DIRECTIONS FOR THIS TASK
Can you output the material exactly as written, minus any pictures it holds?

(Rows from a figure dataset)
start

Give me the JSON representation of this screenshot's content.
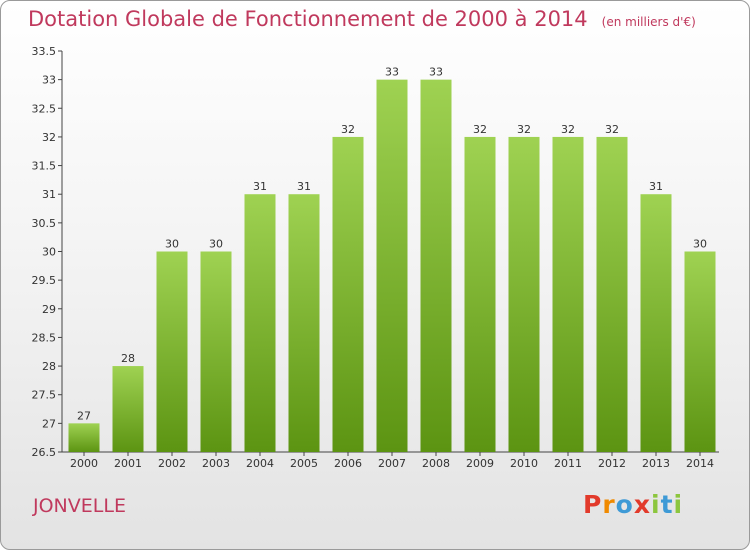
{
  "header": {
    "title": "Dotation Globale de Fonctionnement de 2000 à 2014",
    "subtitle": "(en milliers d'€)"
  },
  "footer": {
    "commune": "JONVELLE",
    "logo": [
      "P",
      "r",
      "o",
      "x",
      "i",
      "t",
      "i"
    ]
  },
  "colors": {
    "bar_light": "#9fd252",
    "bar_dark": "#5c9412",
    "title": "#c0395d",
    "logo": [
      "#e23a2b",
      "#f08a00",
      "#3e9ad6",
      "#e23a2b",
      "#8cc63e",
      "#3e9ad6",
      "#8cc63e"
    ]
  },
  "chart_data": {
    "type": "bar",
    "title": "Dotation Globale de Fonctionnement de 2000 à 2014",
    "subtitle": "(en milliers d'€)",
    "categories": [
      "2000",
      "2001",
      "2002",
      "2003",
      "2004",
      "2005",
      "2006",
      "2007",
      "2008",
      "2009",
      "2010",
      "2011",
      "2012",
      "2013",
      "2014"
    ],
    "values": [
      27,
      28,
      30,
      30,
      31,
      31,
      32,
      33,
      33,
      32,
      32,
      32,
      32,
      31,
      30
    ],
    "labels": [
      "27",
      "28",
      "30",
      "30",
      "31",
      "31",
      "32",
      "33",
      "33",
      "32",
      "32",
      "32",
      "32",
      "31",
      "30"
    ],
    "ylim": [
      26.5,
      33.5
    ],
    "yticks": [
      "26.5",
      "27",
      "27.5",
      "28",
      "28.5",
      "29",
      "29.5",
      "30",
      "30.5",
      "31",
      "31.5",
      "32",
      "32.5",
      "33",
      "33.5"
    ],
    "grid": false,
    "legend": "none"
  }
}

end

RESPONSE
Give me the JSON representation of this screenshot's content.
{
  "header": {
    "title": "Dotation Globale de Fonctionnement de 2000 à 2014",
    "subtitle": "(en milliers d'€)"
  },
  "footer": {
    "commune": "JONVELLE",
    "logo": [
      "P",
      "r",
      "o",
      "x",
      "i",
      "t",
      "i"
    ]
  },
  "colors": {
    "bar_light": "#9fd252",
    "bar_dark": "#5c9412",
    "title": "#c0395d",
    "logo": [
      "#e23a2b",
      "#f08a00",
      "#3e9ad6",
      "#e23a2b",
      "#8cc63e",
      "#3e9ad6",
      "#8cc63e"
    ]
  },
  "chart_data": {
    "type": "bar",
    "title": "Dotation Globale de Fonctionnement de 2000 à 2014",
    "subtitle": "(en milliers d'€)",
    "categories": [
      "2000",
      "2001",
      "2002",
      "2003",
      "2004",
      "2005",
      "2006",
      "2007",
      "2008",
      "2009",
      "2010",
      "2011",
      "2012",
      "2013",
      "2014"
    ],
    "values": [
      27,
      28,
      30,
      30,
      31,
      31,
      32,
      33,
      33,
      32,
      32,
      32,
      32,
      31,
      30
    ],
    "labels": [
      "27",
      "28",
      "30",
      "30",
      "31",
      "31",
      "32",
      "33",
      "33",
      "32",
      "32",
      "32",
      "32",
      "31",
      "30"
    ],
    "ylim": [
      26.5,
      33.5
    ],
    "yticks": [
      "26.5",
      "27",
      "27.5",
      "28",
      "28.5",
      "29",
      "29.5",
      "30",
      "30.5",
      "31",
      "31.5",
      "32",
      "32.5",
      "33",
      "33.5"
    ],
    "grid": false,
    "legend": "none"
  }
}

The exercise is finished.